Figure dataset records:

## Begin

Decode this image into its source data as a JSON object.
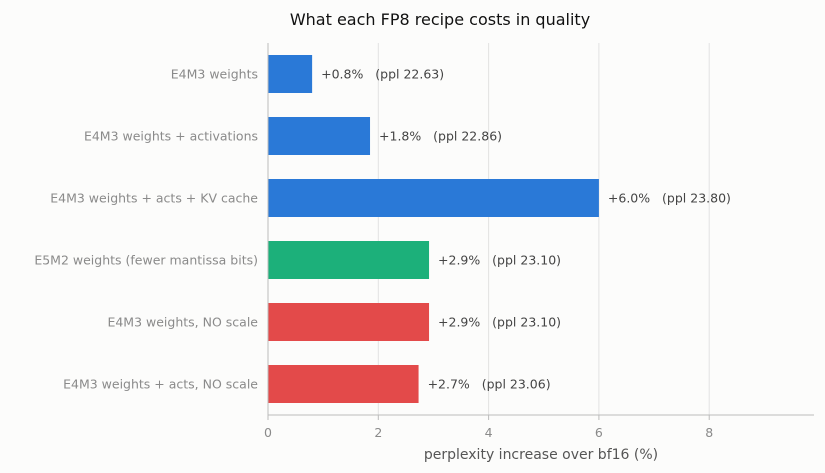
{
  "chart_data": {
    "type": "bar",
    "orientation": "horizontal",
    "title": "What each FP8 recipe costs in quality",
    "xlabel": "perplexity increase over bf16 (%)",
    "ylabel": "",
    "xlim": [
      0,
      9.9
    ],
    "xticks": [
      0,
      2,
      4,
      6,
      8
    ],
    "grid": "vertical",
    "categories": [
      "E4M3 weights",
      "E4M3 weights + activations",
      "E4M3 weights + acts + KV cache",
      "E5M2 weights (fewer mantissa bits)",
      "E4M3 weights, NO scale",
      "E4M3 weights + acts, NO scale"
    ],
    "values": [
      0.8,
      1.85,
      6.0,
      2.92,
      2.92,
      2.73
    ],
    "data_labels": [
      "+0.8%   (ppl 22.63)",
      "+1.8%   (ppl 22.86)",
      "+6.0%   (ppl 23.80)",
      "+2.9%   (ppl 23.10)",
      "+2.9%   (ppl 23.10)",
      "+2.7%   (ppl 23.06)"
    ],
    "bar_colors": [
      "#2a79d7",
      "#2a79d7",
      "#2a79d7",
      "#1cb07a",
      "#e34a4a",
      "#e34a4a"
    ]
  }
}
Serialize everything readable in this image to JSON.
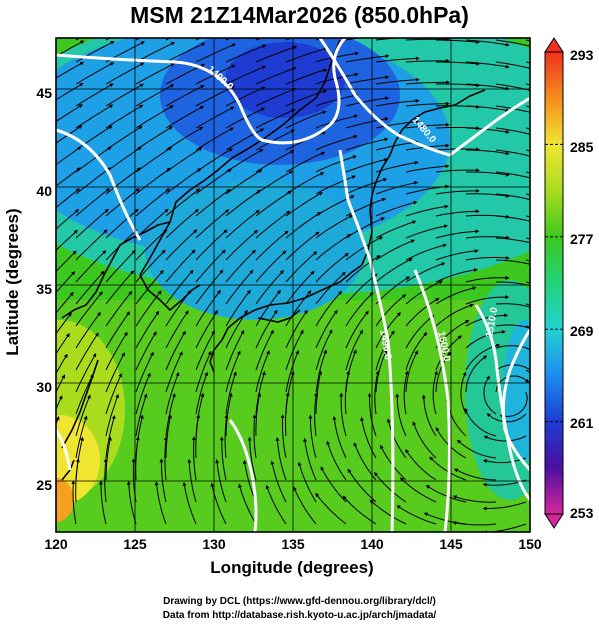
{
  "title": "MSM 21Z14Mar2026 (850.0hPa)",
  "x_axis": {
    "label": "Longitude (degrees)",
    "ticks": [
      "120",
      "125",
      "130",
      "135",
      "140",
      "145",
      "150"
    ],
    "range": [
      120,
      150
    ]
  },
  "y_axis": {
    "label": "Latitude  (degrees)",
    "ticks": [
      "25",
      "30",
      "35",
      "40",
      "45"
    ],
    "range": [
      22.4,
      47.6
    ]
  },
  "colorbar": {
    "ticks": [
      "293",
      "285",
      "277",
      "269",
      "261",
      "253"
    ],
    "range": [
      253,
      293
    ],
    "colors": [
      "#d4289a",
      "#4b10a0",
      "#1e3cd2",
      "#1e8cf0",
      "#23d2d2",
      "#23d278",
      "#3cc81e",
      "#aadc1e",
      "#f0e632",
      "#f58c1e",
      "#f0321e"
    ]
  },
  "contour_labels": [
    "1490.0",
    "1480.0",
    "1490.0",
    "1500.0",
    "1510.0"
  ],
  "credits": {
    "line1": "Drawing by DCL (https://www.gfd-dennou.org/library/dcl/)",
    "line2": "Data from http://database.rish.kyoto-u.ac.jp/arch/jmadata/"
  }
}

## End

# Required task
Count the lines that hold the string "JSON" and state that number alone.

# Result for this task
2